What the exercise asks: Reproduce exactly the span of lines beginning at the one with "Decode this image" and ending at the last line of the data below, omitting pictures.

(Records from a dataset)
* * * *

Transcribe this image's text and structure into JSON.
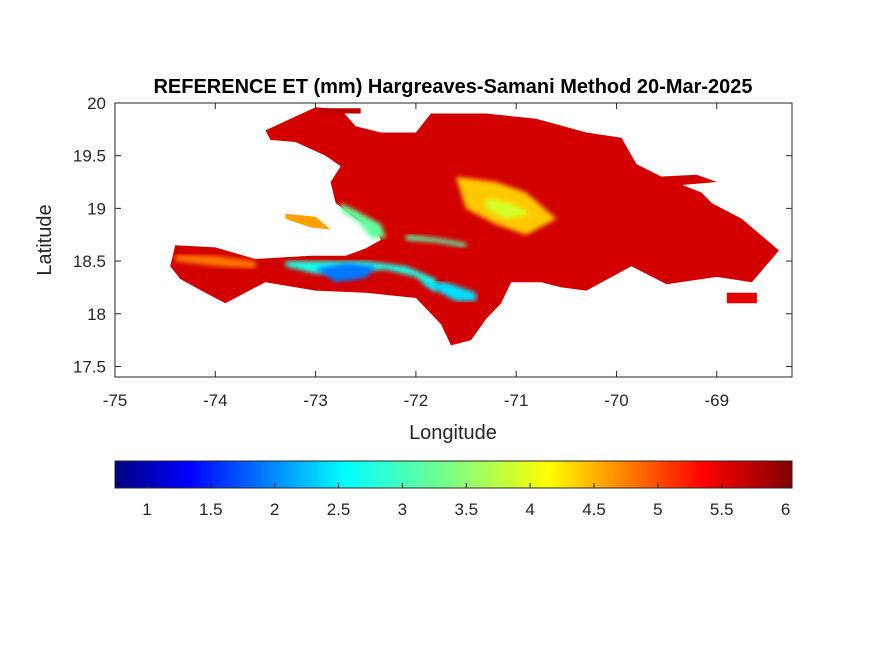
{
  "chart_data": {
    "type": "heatmap",
    "title": "REFERENCE ET (mm) Hargreaves-Samani Method  20-Mar-2025",
    "xlabel": "Longitude",
    "ylabel": "Latitude",
    "xlim": [
      -75,
      -68.25
    ],
    "ylim": [
      17.4,
      20
    ],
    "x_ticks": [
      -75,
      -74,
      -73,
      -72,
      -71,
      -70,
      -69
    ],
    "x_tick_labels": [
      "-75",
      "-74",
      "-73",
      "-72",
      "-71",
      "-70",
      "-69"
    ],
    "y_ticks": [
      17.5,
      18,
      18.5,
      19,
      19.5,
      20
    ],
    "y_tick_labels": [
      "17.5",
      "18",
      "18.5",
      "19",
      "19.5",
      "20"
    ],
    "grid": false,
    "colorbar": {
      "orientation": "horizontal",
      "location": "below",
      "colormap": "jet",
      "clim": [
        0.75,
        6.05
      ],
      "ticks": [
        1,
        1.5,
        2,
        2.5,
        3,
        3.5,
        4,
        4.5,
        5,
        5.5,
        6
      ],
      "tick_labels": [
        "1",
        "1.5",
        "2",
        "2.5",
        "3",
        "3.5",
        "4",
        "4.5",
        "5",
        "5.5",
        "6"
      ]
    },
    "regions": [
      {
        "id": "island-background",
        "value": 5.6,
        "outline": [
          [
            -73.5,
            19.74
          ],
          [
            -73.0,
            19.96
          ],
          [
            -72.75,
            19.94
          ],
          [
            -72.6,
            19.78
          ],
          [
            -72.35,
            19.72
          ],
          [
            -72.0,
            19.72
          ],
          [
            -71.85,
            19.9
          ],
          [
            -71.3,
            19.9
          ],
          [
            -70.8,
            19.85
          ],
          [
            -70.3,
            19.72
          ],
          [
            -69.95,
            19.67
          ],
          [
            -69.8,
            19.42
          ],
          [
            -69.55,
            19.3
          ],
          [
            -69.15,
            19.15
          ],
          [
            -69.05,
            19.05
          ],
          [
            -68.75,
            18.9
          ],
          [
            -68.38,
            18.6
          ],
          [
            -68.65,
            18.3
          ],
          [
            -69.0,
            18.35
          ],
          [
            -69.5,
            18.28
          ],
          [
            -69.85,
            18.45
          ],
          [
            -70.3,
            18.22
          ],
          [
            -70.55,
            18.25
          ],
          [
            -70.75,
            18.3
          ],
          [
            -71.05,
            18.3
          ],
          [
            -71.15,
            18.1
          ],
          [
            -71.3,
            17.95
          ],
          [
            -71.45,
            17.75
          ],
          [
            -71.65,
            17.7
          ],
          [
            -71.75,
            17.9
          ],
          [
            -72.0,
            18.15
          ],
          [
            -72.5,
            18.2
          ],
          [
            -73.0,
            18.22
          ],
          [
            -73.5,
            18.3
          ],
          [
            -73.9,
            18.1
          ],
          [
            -74.1,
            18.2
          ],
          [
            -74.35,
            18.33
          ],
          [
            -74.45,
            18.45
          ],
          [
            -74.4,
            18.65
          ],
          [
            -74.0,
            18.63
          ],
          [
            -73.6,
            18.52
          ],
          [
            -73.05,
            18.55
          ],
          [
            -72.7,
            18.55
          ],
          [
            -72.5,
            18.62
          ],
          [
            -72.35,
            18.7
          ],
          [
            -72.4,
            18.8
          ],
          [
            -72.6,
            18.9
          ],
          [
            -72.8,
            19.05
          ],
          [
            -72.85,
            19.25
          ],
          [
            -72.75,
            19.4
          ],
          [
            -72.9,
            19.5
          ],
          [
            -73.2,
            19.63
          ],
          [
            -73.45,
            19.65
          ]
        ]
      },
      {
        "id": "tortuga-island",
        "value": 5.7,
        "outline": [
          [
            -72.95,
            19.95
          ],
          [
            -72.55,
            19.95
          ],
          [
            -72.55,
            19.9
          ],
          [
            -72.95,
            19.9
          ]
        ]
      },
      {
        "id": "gonave-island",
        "value": 4.6,
        "outline": [
          [
            -73.3,
            18.95
          ],
          [
            -73.0,
            18.92
          ],
          [
            -72.85,
            18.8
          ],
          [
            -73.05,
            18.82
          ],
          [
            -73.3,
            18.9
          ]
        ]
      },
      {
        "id": "saona-island",
        "value": 5.5,
        "outline": [
          [
            -68.9,
            18.2
          ],
          [
            -68.6,
            18.2
          ],
          [
            -68.6,
            18.1
          ],
          [
            -68.9,
            18.1
          ]
        ]
      },
      {
        "id": "samana-peninsula",
        "value": 5.6,
        "outline": [
          [
            -69.6,
            19.3
          ],
          [
            -69.2,
            19.32
          ],
          [
            -69.0,
            19.25
          ],
          [
            -69.6,
            19.2
          ]
        ]
      },
      {
        "id": "southern-peninsula-west-warm",
        "value": 4.8,
        "outline": [
          [
            -74.4,
            18.5
          ],
          [
            -74.0,
            18.45
          ],
          [
            -73.6,
            18.43
          ],
          [
            -73.6,
            18.5
          ],
          [
            -74.0,
            18.55
          ],
          [
            -74.4,
            18.56
          ]
        ]
      },
      {
        "id": "massif-de-la-selle-cool",
        "value": 2.7,
        "outline": [
          [
            -73.3,
            18.45
          ],
          [
            -73.0,
            18.38
          ],
          [
            -72.6,
            18.4
          ],
          [
            -72.3,
            18.42
          ],
          [
            -72.0,
            18.35
          ],
          [
            -71.8,
            18.2
          ],
          [
            -71.8,
            18.33
          ],
          [
            -72.1,
            18.45
          ],
          [
            -72.5,
            18.5
          ],
          [
            -73.0,
            18.5
          ],
          [
            -73.3,
            18.5
          ]
        ]
      },
      {
        "id": "massif-de-la-selle-core",
        "value": 1.9,
        "outline": [
          [
            -73.0,
            18.43
          ],
          [
            -72.8,
            18.3
          ],
          [
            -72.5,
            18.34
          ],
          [
            -72.4,
            18.45
          ],
          [
            -72.7,
            18.48
          ]
        ]
      },
      {
        "id": "bahoruco-cool",
        "value": 2.4,
        "outline": [
          [
            -71.95,
            18.3
          ],
          [
            -71.6,
            18.12
          ],
          [
            -71.4,
            18.12
          ],
          [
            -71.4,
            18.2
          ],
          [
            -71.7,
            18.3
          ]
        ]
      },
      {
        "id": "central-haiti-band-cool",
        "value": 3.2,
        "outline": [
          [
            -72.75,
            19.05
          ],
          [
            -72.6,
            18.98
          ],
          [
            -72.35,
            18.85
          ],
          [
            -72.3,
            18.72
          ],
          [
            -72.45,
            18.72
          ],
          [
            -72.55,
            18.85
          ],
          [
            -72.75,
            18.98
          ]
        ]
      },
      {
        "id": "neiba-band-cool",
        "value": 3.1,
        "outline": [
          [
            -72.1,
            18.7
          ],
          [
            -71.8,
            18.68
          ],
          [
            -71.5,
            18.63
          ],
          [
            -71.5,
            18.67
          ],
          [
            -71.8,
            18.72
          ],
          [
            -72.1,
            18.75
          ]
        ]
      },
      {
        "id": "cordillera-central-warm",
        "value": 4.4,
        "outline": [
          [
            -71.6,
            19.3
          ],
          [
            -71.2,
            19.25
          ],
          [
            -70.9,
            19.15
          ],
          [
            -70.6,
            18.9
          ],
          [
            -70.9,
            18.75
          ],
          [
            -71.2,
            18.85
          ],
          [
            -71.5,
            19.0
          ]
        ]
      },
      {
        "id": "cordillera-central-core",
        "value": 3.9,
        "outline": [
          [
            -71.3,
            19.1
          ],
          [
            -71.05,
            19.05
          ],
          [
            -70.85,
            18.95
          ],
          [
            -71.1,
            18.9
          ],
          [
            -71.3,
            19.0
          ]
        ]
      }
    ]
  }
}
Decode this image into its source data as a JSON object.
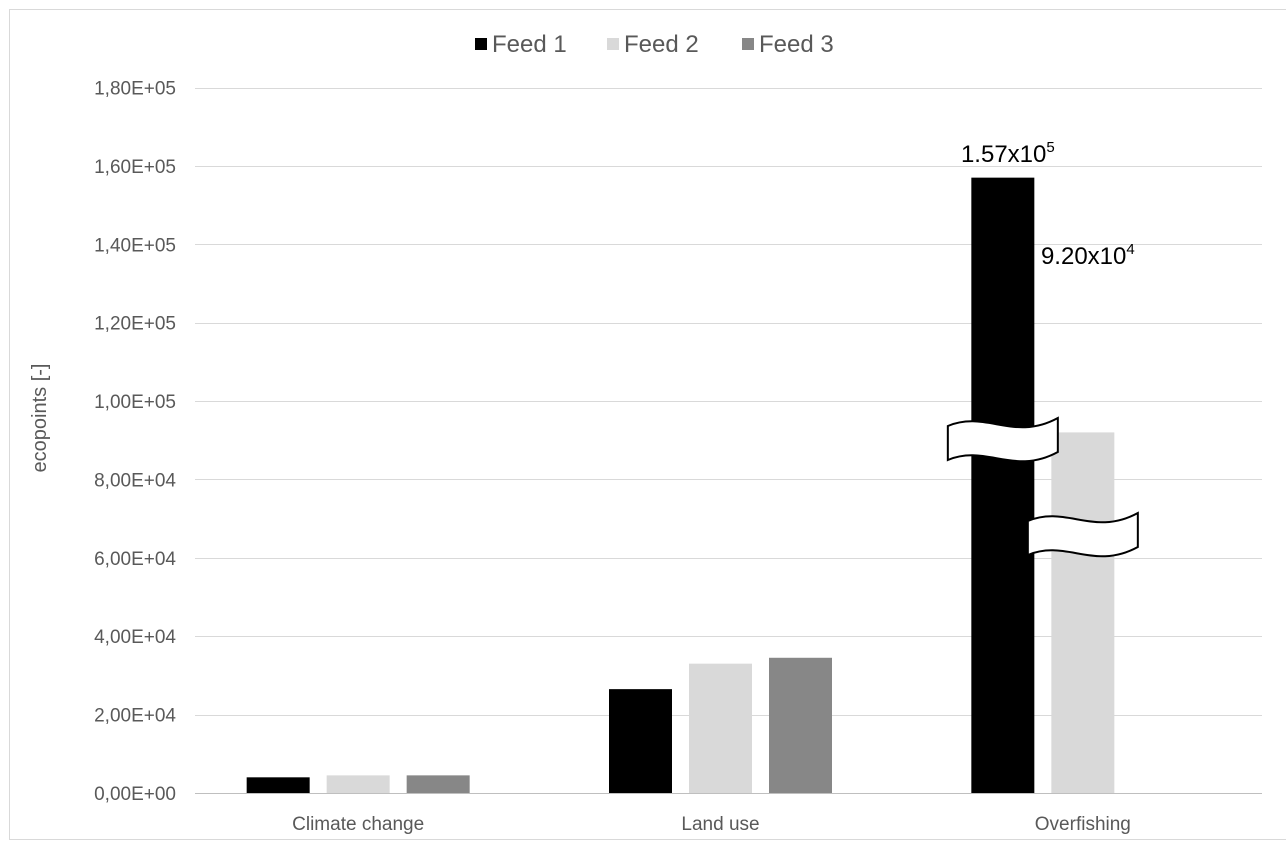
{
  "chart_data": {
    "type": "bar",
    "title": "",
    "xlabel": "",
    "ylabel": "ecopoints [-]",
    "ylim": [
      0,
      180000
    ],
    "yticks": [
      "0,00E+00",
      "2,00E+04",
      "4,00E+04",
      "6,00E+04",
      "8,00E+04",
      "1,00E+05",
      "1,20E+05",
      "1,40E+05",
      "1,60E+05",
      "1,80E+05"
    ],
    "y_break_shown": true,
    "categories": [
      "Climate change",
      "Land use",
      "Overfishing"
    ],
    "series": [
      {
        "name": "Feed 1",
        "color": "#000000",
        "values": [
          4000,
          26500,
          157000
        ]
      },
      {
        "name": "Feed 2",
        "color": "#d9d9d9",
        "values": [
          4500,
          33000,
          92000
        ]
      },
      {
        "name": "Feed 3",
        "color": "#878787",
        "values": [
          4500,
          34500,
          null
        ]
      }
    ],
    "annotations": [
      {
        "category": "Overfishing",
        "series": "Feed 1",
        "base": "1.57x10",
        "exp": "5"
      },
      {
        "category": "Overfishing",
        "series": "Feed 2",
        "base": "9.20x10",
        "exp": "4"
      }
    ],
    "legend_position": "top",
    "grid": true
  }
}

* * * *

In response:
Decode this image into its source data as a JSON object.
{
  "chart_data": {
    "type": "bar",
    "title": "",
    "xlabel": "",
    "ylabel": "ecopoints [-]",
    "ylim": [
      0,
      180000
    ],
    "yticks": [
      "0,00E+00",
      "2,00E+04",
      "4,00E+04",
      "6,00E+04",
      "8,00E+04",
      "1,00E+05",
      "1,20E+05",
      "1,40E+05",
      "1,60E+05",
      "1,80E+05"
    ],
    "y_break_shown": true,
    "categories": [
      "Climate change",
      "Land use",
      "Overfishing"
    ],
    "series": [
      {
        "name": "Feed 1",
        "color": "#000000",
        "values": [
          4000,
          26500,
          157000
        ]
      },
      {
        "name": "Feed 2",
        "color": "#d9d9d9",
        "values": [
          4500,
          33000,
          92000
        ]
      },
      {
        "name": "Feed 3",
        "color": "#878787",
        "values": [
          4500,
          34500,
          null
        ]
      }
    ],
    "annotations": [
      {
        "category": "Overfishing",
        "series": "Feed 1",
        "base": "1.57x10",
        "exp": "5"
      },
      {
        "category": "Overfishing",
        "series": "Feed 2",
        "base": "9.20x10",
        "exp": "4"
      }
    ],
    "legend_position": "top",
    "grid": true
  }
}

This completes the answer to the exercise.